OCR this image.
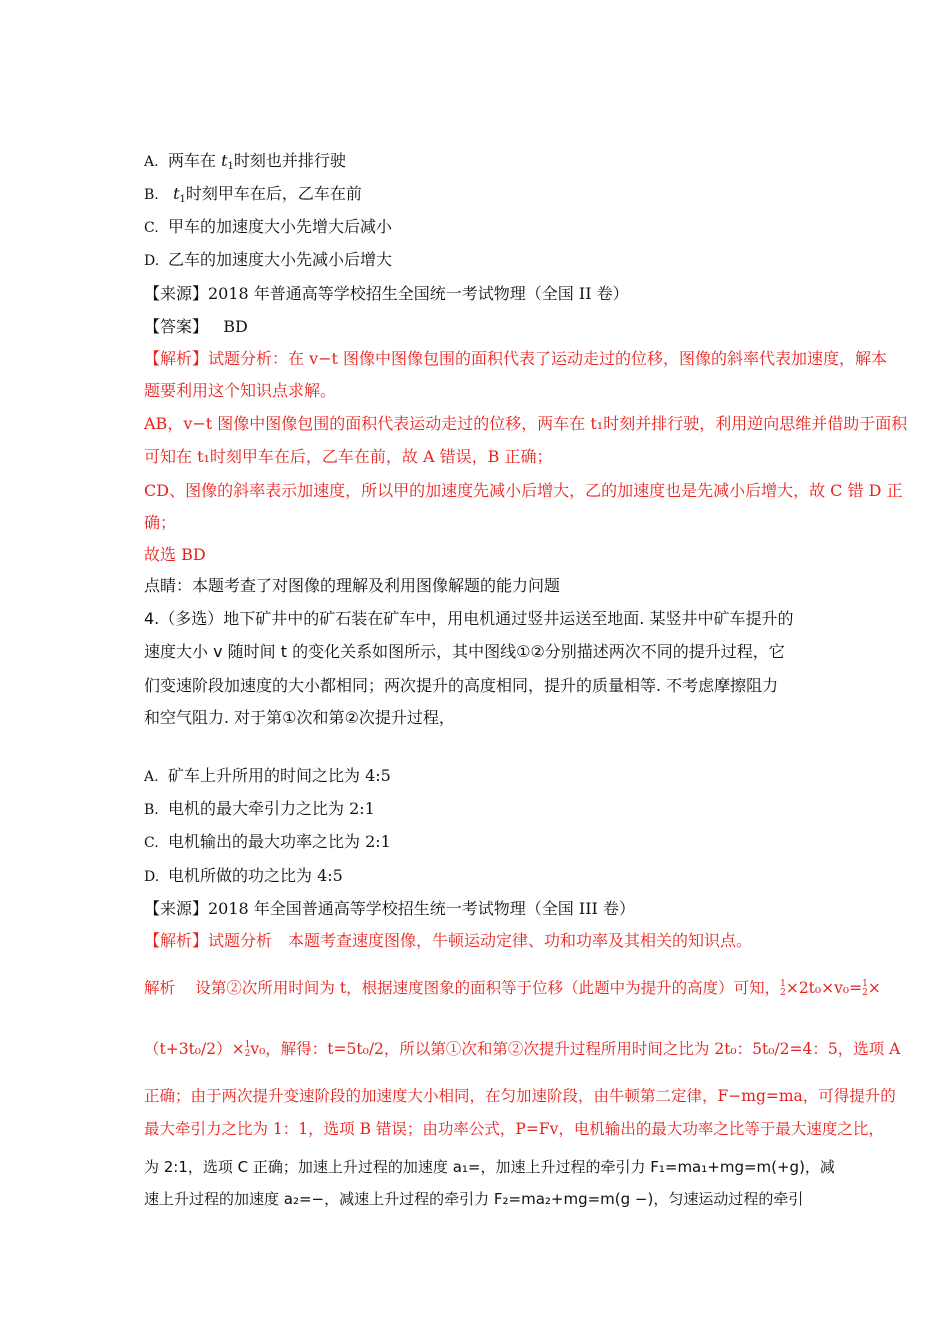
A. 两车在 $t_1$时刻也并排行驶
B. $t_1$时刻甲车在后，乙车在前
C. 甲车的加速度大小先增大后减小
D. 乙车的加速度大小先减小后增大
【来源】2018 年普通高等学校招生全国统一考试物理（全国 II 卷）
【答案】 BD
【解析】试题分析：在 v−t 图像中图像包围的面积代表了运动走过的位移，图像的斜率代表加速度，解本
题要利用这个知识点求解。
AB，v−t 图像中图像包围的面积代表运动走过的位移，两车在 t₁时刻并排行驶，利用逆向思维并借助于面积
可知在 t₁时刻甲车在后，乙车在前，故 A 错误，B 正确；
CD、图像的斜率表示加速度，所以甲的加速度先减小后增大，乙的加速度也是先减小后增大，故 C 错 D 正
确；
故选 BD
点睛：本题考查了对图像的理解及利用图像解题的能力问题
4.（多选）地下矿井中的矿石装在矿车中，用电机通过竖井运送至地面. 某竖井中矿车提升的
速度大小 v 随时间 t 的变化关系如图所示，其中图线①②分别描述两次不同的提升过程，它
们变速阶段加速度的大小都相同；两次提升的高度相同，提升的质量相等. 不考虑摩擦阻力
和空气阻力. 对于第①次和第②次提升过程，
A. 矿车上升所用的时间之比为 4:5
B. 电机的最大牵引力之比为 2:1
C. 电机输出的最大功率之比为 2:1
D. 电机所做的功之比为 4:5
【来源】2018 年全国普通高等学校招生统一考试物理（全国 III 卷）
【解析】试题分析　本题考查速度图像，牛顿运动定律、功和功率及其相关的知识点。
解析　 设第②次所用时间为 t，根据速度图象的面积等于位移（此题中为提升的高度）可知，1
2×2t₀×v₀=1
2×
（t+3t₀/2）×1
2v₀，解得：t=5t₀/2，所以第①次和第②次提升过程所用时间之比为 2t₀：5t₀/2=4：5，选项 A
正确；由于两次提升变速阶段的加速度大小相同，在匀加速阶段，由牛顿第二定律，F−mg=ma，可得提升的
最大牵引力之比为 1：1，选项 B 错误；由功率公式，P=Fv，电机输出的最大功率之比等于最大速度之比，
为 2:1，选项 C 正确；加速上升过程的加速度 a₁=，加速上升过程的牵引力 F₁=ma₁+mg=m(+g)，减
速上升过程的加速度 a₂=−，减速上升过程的牵引力 F₂=ma₂+mg=m(g −)，匀速运动过程的牵引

→ PROMPT
Give back every line exactly as it stands, pictures excluded.

→ REPLY TO THE EXERCISE
OCR this image.
A. 两车在 $t_1$时刻也并排行驶
B. $t_1$时刻甲车在后，乙车在前
C. 甲车的加速度大小先增大后减小
D. 乙车的加速度大小先减小后增大
【来源】2018 年普通高等学校招生全国统一考试物理（全国 II 卷）
【答案】 BD
【解析】试题分析：在 v−t 图像中图像包围的面积代表了运动走过的位移，图像的斜率代表加速度，解本
题要利用这个知识点求解。
AB，v−t 图像中图像包围的面积代表运动走过的位移，两车在 t₁时刻并排行驶，利用逆向思维并借助于面积
可知在 t₁时刻甲车在后，乙车在前，故 A 错误，B 正确；
CD、图像的斜率表示加速度，所以甲的加速度先减小后增大，乙的加速度也是先减小后增大，故 C 错 D 正
确；
故选 BD
点睛：本题考查了对图像的理解及利用图像解题的能力问题
4.（多选）地下矿井中的矿石装在矿车中，用电机通过竖井运送至地面. 某竖井中矿车提升的
速度大小 v 随时间 t 的变化关系如图所示，其中图线①②分别描述两次不同的提升过程，它
们变速阶段加速度的大小都相同；两次提升的高度相同，提升的质量相等. 不考虑摩擦阻力
和空气阻力. 对于第①次和第②次提升过程，
A. 矿车上升所用的时间之比为 4:5
B. 电机的最大牵引力之比为 2:1
C. 电机输出的最大功率之比为 2:1
D. 电机所做的功之比为 4:5
【来源】2018 年全国普通高等学校招生统一考试物理（全国 III 卷）
【解析】试题分析　本题考查速度图像，牛顿运动定律、功和功率及其相关的知识点。
解析　 设第②次所用时间为 t，根据速度图象的面积等于位移（此题中为提升的高度）可知，1
2×2t₀×v₀=1
2×
（t+3t₀/2）×1
2v₀，解得：t=5t₀/2，所以第①次和第②次提升过程所用时间之比为 2t₀：5t₀/2=4：5，选项 A
正确；由于两次提升变速阶段的加速度大小相同，在匀加速阶段，由牛顿第二定律，F−mg=ma，可得提升的
最大牵引力之比为 1：1，选项 B 错误；由功率公式，P=Fv，电机输出的最大功率之比等于最大速度之比，
为 2:1，选项 C 正确；加速上升过程的加速度 a₁=，加速上升过程的牵引力 F₁=ma₁+mg=m(+g)，减
速上升过程的加速度 a₂=−，减速上升过程的牵引力 F₂=ma₂+mg=m(g −)，匀速运动过程的牵引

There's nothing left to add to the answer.